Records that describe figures
-*-

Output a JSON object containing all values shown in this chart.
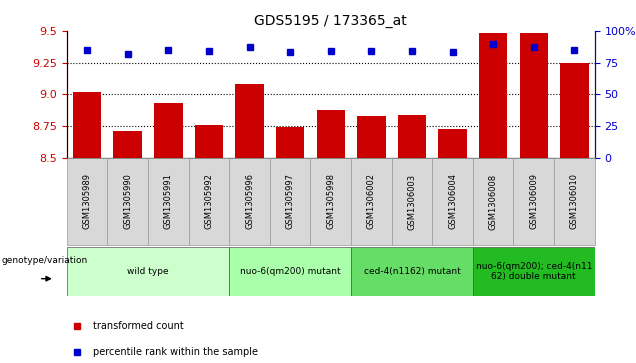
{
  "title": "GDS5195 / 173365_at",
  "samples": [
    "GSM1305989",
    "GSM1305990",
    "GSM1305991",
    "GSM1305992",
    "GSM1305996",
    "GSM1305997",
    "GSM1305998",
    "GSM1306002",
    "GSM1306003",
    "GSM1306004",
    "GSM1306008",
    "GSM1306009",
    "GSM1306010"
  ],
  "bar_values": [
    9.02,
    8.71,
    8.93,
    8.76,
    9.08,
    8.74,
    8.88,
    8.83,
    8.84,
    8.73,
    9.48,
    9.48,
    9.25
  ],
  "dot_values": [
    85,
    82,
    85,
    84,
    87,
    83,
    84,
    84,
    84,
    83,
    90,
    87,
    85
  ],
  "bar_bottom": 8.5,
  "ylim_left": [
    8.5,
    9.5
  ],
  "ylim_right": [
    0,
    100
  ],
  "yticks_left": [
    8.5,
    8.75,
    9.0,
    9.25,
    9.5
  ],
  "yticks_right": [
    0,
    25,
    50,
    75,
    100
  ],
  "bar_color": "#cc0000",
  "dot_color": "#0000cc",
  "groups": [
    {
      "label": "wild type",
      "indices": [
        0,
        1,
        2,
        3
      ],
      "color": "#ccffcc"
    },
    {
      "label": "nuo-6(qm200) mutant",
      "indices": [
        4,
        5,
        6
      ],
      "color": "#aaffaa"
    },
    {
      "label": "ced-4(n1162) mutant",
      "indices": [
        7,
        8,
        9
      ],
      "color": "#66dd66"
    },
    {
      "label": "nuo-6(qm200); ced-4(n11\n62) double mutant",
      "indices": [
        10,
        11,
        12
      ],
      "color": "#22bb22"
    }
  ],
  "genotype_label": "genotype/variation",
  "legend_items": [
    {
      "label": "transformed count",
      "color": "#cc0000"
    },
    {
      "label": "percentile rank within the sample",
      "color": "#0000cc"
    }
  ],
  "hlines": [
    8.75,
    9.0,
    9.25
  ],
  "sample_box_color": "#d8d8d8",
  "sample_box_edge": "#999999"
}
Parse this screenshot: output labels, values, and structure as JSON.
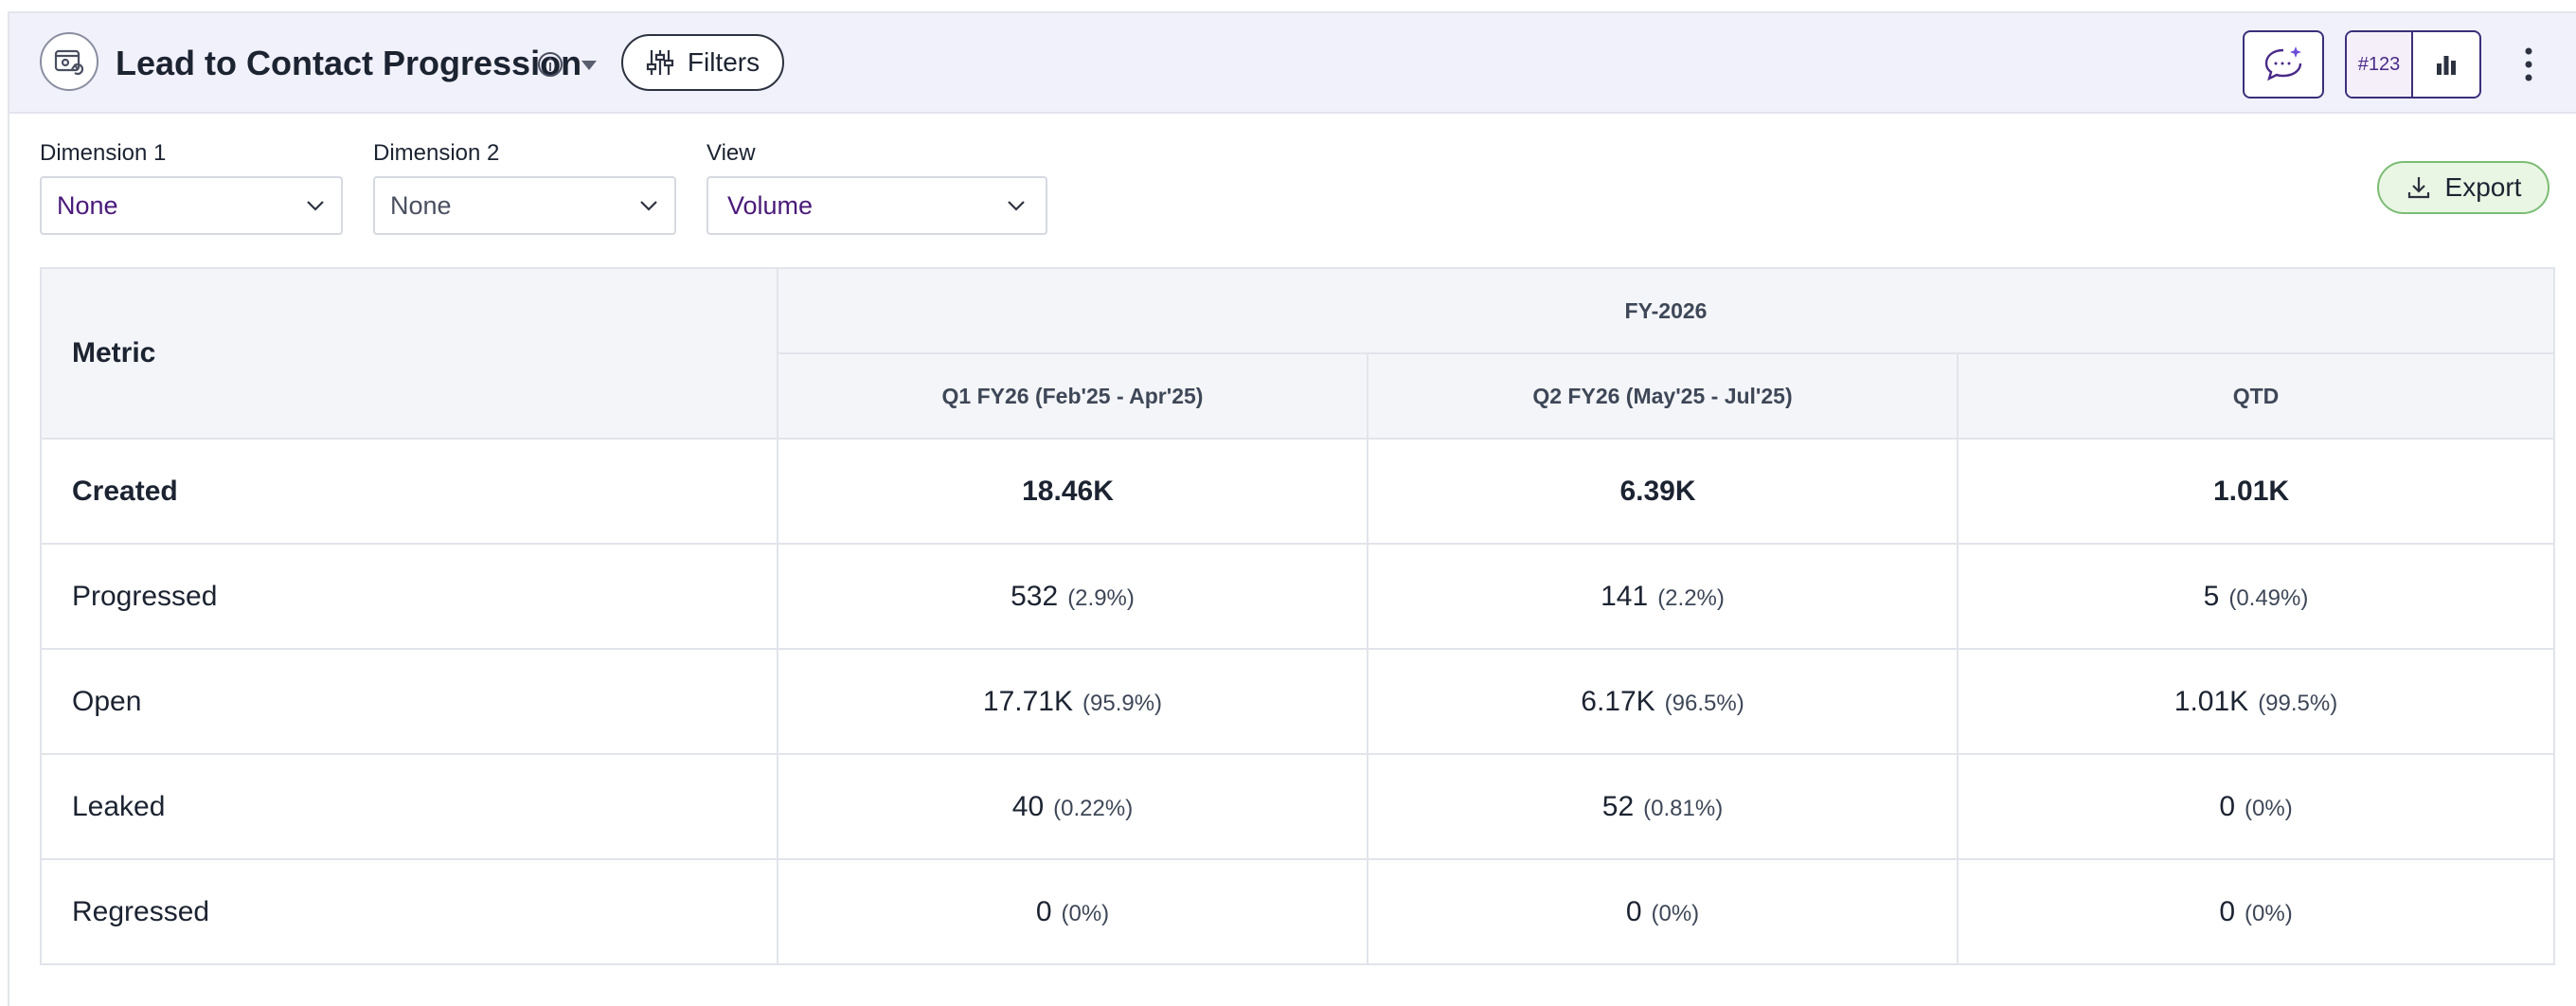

-*-

Directions for this task
Pick out the lines that have the word "JSON". Copy them all.

Written response
Output a JSON object containing all values shown in this chart.
Parse this screenshot: output labels, values, and structure as JSON.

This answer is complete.